Written request. Beginning at the line that contains "Extract the structured", transcribe the remaining lines of the listing exactly; include the final line and omit everything before.

Given data.

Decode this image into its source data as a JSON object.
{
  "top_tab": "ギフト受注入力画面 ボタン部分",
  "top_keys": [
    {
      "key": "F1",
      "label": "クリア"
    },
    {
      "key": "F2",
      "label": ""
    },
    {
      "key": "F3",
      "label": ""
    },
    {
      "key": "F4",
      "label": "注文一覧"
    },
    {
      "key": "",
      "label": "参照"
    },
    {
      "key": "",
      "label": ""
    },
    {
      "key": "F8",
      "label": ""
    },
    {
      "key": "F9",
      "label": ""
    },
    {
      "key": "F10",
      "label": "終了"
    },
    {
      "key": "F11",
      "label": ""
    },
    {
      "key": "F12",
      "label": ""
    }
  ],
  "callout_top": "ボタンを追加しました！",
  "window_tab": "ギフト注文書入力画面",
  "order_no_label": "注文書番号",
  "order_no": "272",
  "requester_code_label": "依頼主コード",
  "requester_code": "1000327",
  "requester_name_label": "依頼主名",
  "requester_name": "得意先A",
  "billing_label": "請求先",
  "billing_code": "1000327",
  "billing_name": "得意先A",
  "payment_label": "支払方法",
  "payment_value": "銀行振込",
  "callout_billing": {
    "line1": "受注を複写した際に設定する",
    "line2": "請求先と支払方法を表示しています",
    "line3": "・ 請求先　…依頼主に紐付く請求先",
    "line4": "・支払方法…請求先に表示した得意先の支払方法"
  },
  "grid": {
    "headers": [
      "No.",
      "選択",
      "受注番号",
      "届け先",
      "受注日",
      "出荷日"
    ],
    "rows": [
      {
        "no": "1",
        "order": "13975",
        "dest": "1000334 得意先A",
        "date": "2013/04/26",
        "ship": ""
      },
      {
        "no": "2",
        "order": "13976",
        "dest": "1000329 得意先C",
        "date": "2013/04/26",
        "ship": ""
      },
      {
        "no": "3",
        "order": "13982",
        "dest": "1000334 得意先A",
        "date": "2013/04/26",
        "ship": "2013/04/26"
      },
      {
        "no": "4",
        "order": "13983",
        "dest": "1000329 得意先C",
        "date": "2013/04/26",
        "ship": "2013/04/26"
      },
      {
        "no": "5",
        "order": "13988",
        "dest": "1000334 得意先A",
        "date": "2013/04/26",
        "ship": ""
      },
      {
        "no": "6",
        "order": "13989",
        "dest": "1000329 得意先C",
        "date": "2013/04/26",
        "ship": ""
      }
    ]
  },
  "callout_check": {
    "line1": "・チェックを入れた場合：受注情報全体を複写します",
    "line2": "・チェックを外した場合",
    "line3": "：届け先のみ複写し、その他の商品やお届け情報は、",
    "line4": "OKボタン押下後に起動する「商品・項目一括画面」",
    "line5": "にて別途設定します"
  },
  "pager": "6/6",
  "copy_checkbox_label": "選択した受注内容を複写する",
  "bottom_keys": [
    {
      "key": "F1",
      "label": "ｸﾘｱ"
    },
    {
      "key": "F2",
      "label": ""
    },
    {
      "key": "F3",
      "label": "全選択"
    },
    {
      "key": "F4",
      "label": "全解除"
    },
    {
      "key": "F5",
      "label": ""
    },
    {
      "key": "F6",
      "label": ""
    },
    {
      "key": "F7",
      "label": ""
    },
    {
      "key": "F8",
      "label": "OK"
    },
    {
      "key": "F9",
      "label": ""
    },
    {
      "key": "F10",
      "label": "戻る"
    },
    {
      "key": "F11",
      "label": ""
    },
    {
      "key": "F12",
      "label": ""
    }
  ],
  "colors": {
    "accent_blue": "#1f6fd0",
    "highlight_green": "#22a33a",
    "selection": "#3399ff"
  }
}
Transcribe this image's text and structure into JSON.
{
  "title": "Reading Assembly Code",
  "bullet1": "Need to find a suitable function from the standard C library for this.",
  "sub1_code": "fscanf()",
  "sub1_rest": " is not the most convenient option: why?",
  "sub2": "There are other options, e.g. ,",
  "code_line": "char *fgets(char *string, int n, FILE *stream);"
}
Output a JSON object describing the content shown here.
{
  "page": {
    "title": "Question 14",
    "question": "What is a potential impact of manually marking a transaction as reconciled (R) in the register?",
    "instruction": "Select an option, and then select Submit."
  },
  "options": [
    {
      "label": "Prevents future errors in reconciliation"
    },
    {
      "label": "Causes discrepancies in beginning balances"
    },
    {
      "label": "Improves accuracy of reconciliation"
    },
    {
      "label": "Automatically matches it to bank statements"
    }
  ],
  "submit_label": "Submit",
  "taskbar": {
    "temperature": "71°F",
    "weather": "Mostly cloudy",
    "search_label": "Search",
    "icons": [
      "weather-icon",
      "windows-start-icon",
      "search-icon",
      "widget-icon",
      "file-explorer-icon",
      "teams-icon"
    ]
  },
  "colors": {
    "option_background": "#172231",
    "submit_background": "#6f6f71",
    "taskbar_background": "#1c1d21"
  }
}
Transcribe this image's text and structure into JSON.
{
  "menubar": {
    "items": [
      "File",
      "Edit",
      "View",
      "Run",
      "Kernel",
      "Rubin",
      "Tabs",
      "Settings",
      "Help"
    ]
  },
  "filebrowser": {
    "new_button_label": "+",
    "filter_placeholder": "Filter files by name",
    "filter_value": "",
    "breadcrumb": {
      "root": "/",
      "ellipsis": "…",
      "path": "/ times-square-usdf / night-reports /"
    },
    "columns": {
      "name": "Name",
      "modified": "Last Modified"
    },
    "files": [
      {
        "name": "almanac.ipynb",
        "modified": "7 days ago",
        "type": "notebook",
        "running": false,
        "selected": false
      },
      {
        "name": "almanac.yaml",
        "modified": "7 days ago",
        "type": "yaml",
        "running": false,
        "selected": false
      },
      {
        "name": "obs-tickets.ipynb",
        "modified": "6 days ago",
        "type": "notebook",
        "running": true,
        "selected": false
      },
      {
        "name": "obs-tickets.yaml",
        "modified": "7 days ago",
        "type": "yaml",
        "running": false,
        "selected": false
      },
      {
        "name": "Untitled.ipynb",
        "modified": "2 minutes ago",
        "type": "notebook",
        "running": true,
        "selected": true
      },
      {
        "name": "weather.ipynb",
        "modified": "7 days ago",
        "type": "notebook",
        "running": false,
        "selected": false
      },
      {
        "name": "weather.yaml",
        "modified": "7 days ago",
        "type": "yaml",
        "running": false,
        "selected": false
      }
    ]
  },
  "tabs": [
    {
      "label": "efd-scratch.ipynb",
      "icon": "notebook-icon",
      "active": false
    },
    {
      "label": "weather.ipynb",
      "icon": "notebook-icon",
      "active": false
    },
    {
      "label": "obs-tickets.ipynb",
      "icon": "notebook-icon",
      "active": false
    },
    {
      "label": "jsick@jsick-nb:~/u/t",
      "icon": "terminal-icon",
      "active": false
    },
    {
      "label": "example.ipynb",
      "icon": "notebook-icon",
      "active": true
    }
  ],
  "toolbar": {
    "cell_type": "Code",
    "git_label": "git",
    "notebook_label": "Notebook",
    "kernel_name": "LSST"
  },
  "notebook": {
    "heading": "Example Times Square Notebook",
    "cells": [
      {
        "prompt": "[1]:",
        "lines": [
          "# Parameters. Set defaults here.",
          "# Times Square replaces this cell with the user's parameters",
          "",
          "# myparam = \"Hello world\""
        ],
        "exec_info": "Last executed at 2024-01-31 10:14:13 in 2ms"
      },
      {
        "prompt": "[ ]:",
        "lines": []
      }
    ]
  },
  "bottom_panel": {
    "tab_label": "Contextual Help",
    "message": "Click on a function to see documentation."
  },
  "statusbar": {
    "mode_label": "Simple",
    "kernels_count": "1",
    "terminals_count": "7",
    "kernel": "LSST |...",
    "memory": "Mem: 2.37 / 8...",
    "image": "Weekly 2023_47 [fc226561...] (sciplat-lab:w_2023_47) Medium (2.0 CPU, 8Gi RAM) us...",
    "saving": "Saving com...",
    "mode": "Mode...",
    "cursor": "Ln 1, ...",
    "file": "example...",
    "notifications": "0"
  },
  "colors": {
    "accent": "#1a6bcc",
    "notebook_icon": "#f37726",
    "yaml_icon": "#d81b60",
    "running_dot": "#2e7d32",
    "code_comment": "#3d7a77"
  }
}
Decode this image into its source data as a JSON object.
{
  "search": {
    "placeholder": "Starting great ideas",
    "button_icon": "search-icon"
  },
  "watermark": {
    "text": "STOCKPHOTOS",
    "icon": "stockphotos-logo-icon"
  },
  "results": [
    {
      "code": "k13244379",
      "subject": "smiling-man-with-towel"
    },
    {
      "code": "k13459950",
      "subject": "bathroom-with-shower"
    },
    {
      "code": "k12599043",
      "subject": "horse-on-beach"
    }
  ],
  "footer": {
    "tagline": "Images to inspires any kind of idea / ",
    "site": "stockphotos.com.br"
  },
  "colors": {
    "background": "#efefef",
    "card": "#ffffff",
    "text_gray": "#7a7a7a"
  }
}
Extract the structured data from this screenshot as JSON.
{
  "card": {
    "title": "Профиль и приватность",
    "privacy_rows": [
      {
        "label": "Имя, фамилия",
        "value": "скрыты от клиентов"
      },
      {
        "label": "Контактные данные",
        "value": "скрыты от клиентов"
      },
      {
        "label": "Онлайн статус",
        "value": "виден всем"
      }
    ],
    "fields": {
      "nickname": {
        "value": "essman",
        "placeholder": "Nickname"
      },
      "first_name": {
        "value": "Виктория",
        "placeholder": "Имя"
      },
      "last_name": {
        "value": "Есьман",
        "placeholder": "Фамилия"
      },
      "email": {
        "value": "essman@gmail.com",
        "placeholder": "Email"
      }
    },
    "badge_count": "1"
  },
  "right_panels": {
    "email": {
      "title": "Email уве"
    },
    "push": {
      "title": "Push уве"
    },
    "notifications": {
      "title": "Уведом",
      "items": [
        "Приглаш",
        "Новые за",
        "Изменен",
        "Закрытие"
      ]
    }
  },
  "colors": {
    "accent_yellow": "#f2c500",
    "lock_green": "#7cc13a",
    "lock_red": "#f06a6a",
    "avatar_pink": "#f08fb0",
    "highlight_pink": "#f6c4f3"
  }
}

Exercise solution.
Extract the structured data from this screenshot as JSON.
{
  "card": {
    "title": "Профиль и приватность",
    "privacy_rows": [
      {
        "label": "Имя, фамилия",
        "value": "скрыты от клиентов"
      },
      {
        "label": "Контактные данные",
        "value": "скрыты от клиентов"
      },
      {
        "label": "Онлайн статус",
        "value": "виден всем"
      }
    ],
    "fields": {
      "nickname": {
        "value": "essman",
        "placeholder": "Nickname"
      },
      "first_name": {
        "value": "Виктория",
        "placeholder": "Имя"
      },
      "last_name": {
        "value": "Есьман",
        "placeholder": "Фамилия"
      },
      "email": {
        "value": "essman@gmail.com",
        "placeholder": "Email"
      }
    },
    "badge_count": "1"
  },
  "right_panels": {
    "email": {
      "title": "Email уве"
    },
    "push": {
      "title": "Push уве"
    },
    "notifications": {
      "title": "Уведом",
      "items": [
        "Приглаш",
        "Новые за",
        "Изменен",
        "Закрытие"
      ]
    }
  },
  "colors": {
    "accent_yellow": "#f2c500",
    "lock_green": "#7cc13a",
    "lock_red": "#f06a6a",
    "avatar_pink": "#f08fb0",
    "highlight_pink": "#f6c4f3"
  }
}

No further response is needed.